## Given text:
_ _ _ _ _ _ _

Backup with VMware Velero

    +
    How-to backup your Operator and Couchbase clusters against deletion.

    Tutorials are accurate at the time of writing but rely heavily on third party software. Tutorials are provided to demonstrate how a particular problem may be solved. Use of third party software is not supported by Couchbase. For further help in the event of a problem, contact the relevant software maintainer.

    Velero is a full system backup and restore tool. Unlike a Couchbase backup — that is only concerned with data and requires duplication — Velero allows an almost instantaneous backup of your data and Kubernetes resources. It achieves this by combining volume snapshots with resource archival to an external bucket.

    This tutorial will step through a procedure to backup a Couchbase cluster, simulate a disaster and how to successfully recover.

    Use of Velero backup will only work with Operator version 2.0.0 or greater.

    Installing Velero

    Velero is a stand-alone binary that can be downloaded from their website. This tutorial was tested using Velero version 1.2.0, using the Google Kubernetes Engine (GKE).

    It is important to correctly configure Velero so that it has the ability to perform volume snapshots. A list of providers are provided in the Velero support matrix.

_ _ _ _ _ _ _

## Collected material:
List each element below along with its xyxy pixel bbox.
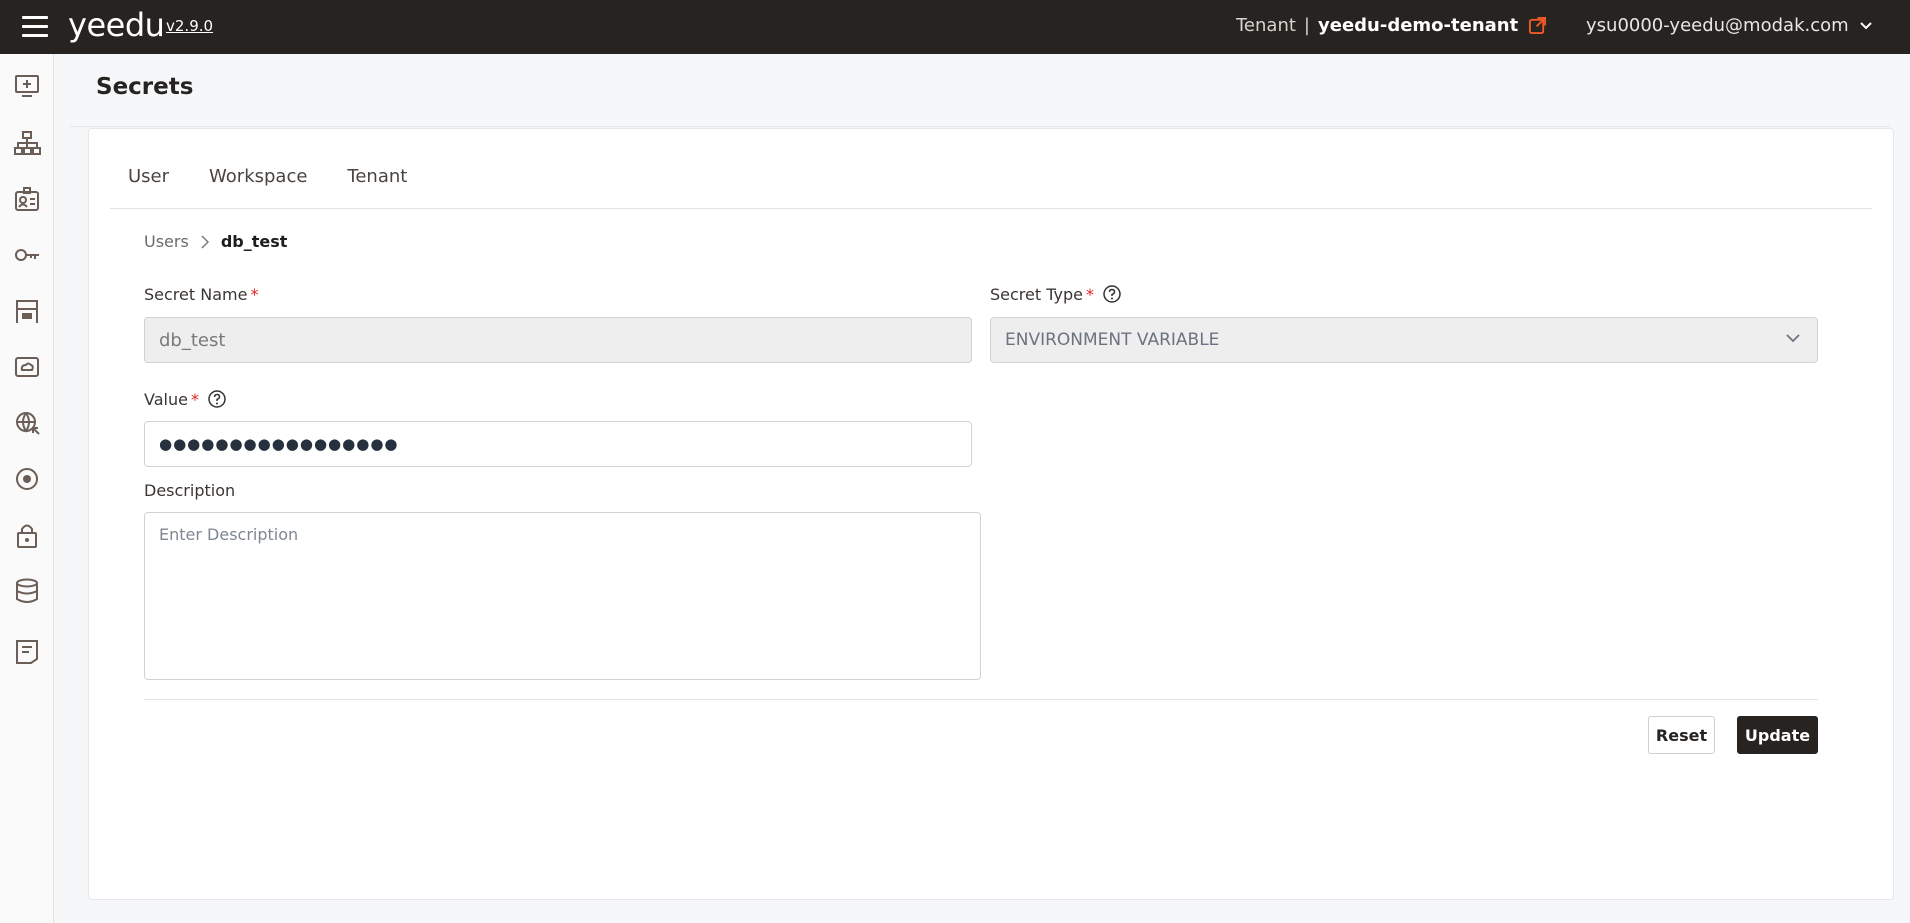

_ _ _ _ _ _ _

## Directions:
• A. Reproduce word for word the passage of the Velero backup tutorial between "Velero is a full" and "Kubernetes Engine (GKE).", inclusive.
• B. List every stage of the procedure that the Velero backup tutorial says it will step through.
The lines play no part in this work.

## Solution list:
• A.
Velero is a full system backup and restore tool. Unlike a Couchbase backup — that is only concerned with data and requires duplication — Velero allows an almost instantaneous backup of your data and Kubernetes resources. It achieves this by combining volume snapshots with resource archival to an external bucket.

    This tutorial will step through a procedure to backup a Couchbase cluster, simulate a disaster and how to successfully recover.

    Use of Velero backup will only work with Operator version 2.0.0 or greater.

    Installing Velero

    Velero is a stand-alone binary that can be downloaded from their website. This tutorial was tested using Velero version 1.2.0, using the Google Kubernetes Engine (GKE).

• B.
- Back up a Couchbase cluster
- Simulate a disaster
- Recover successfully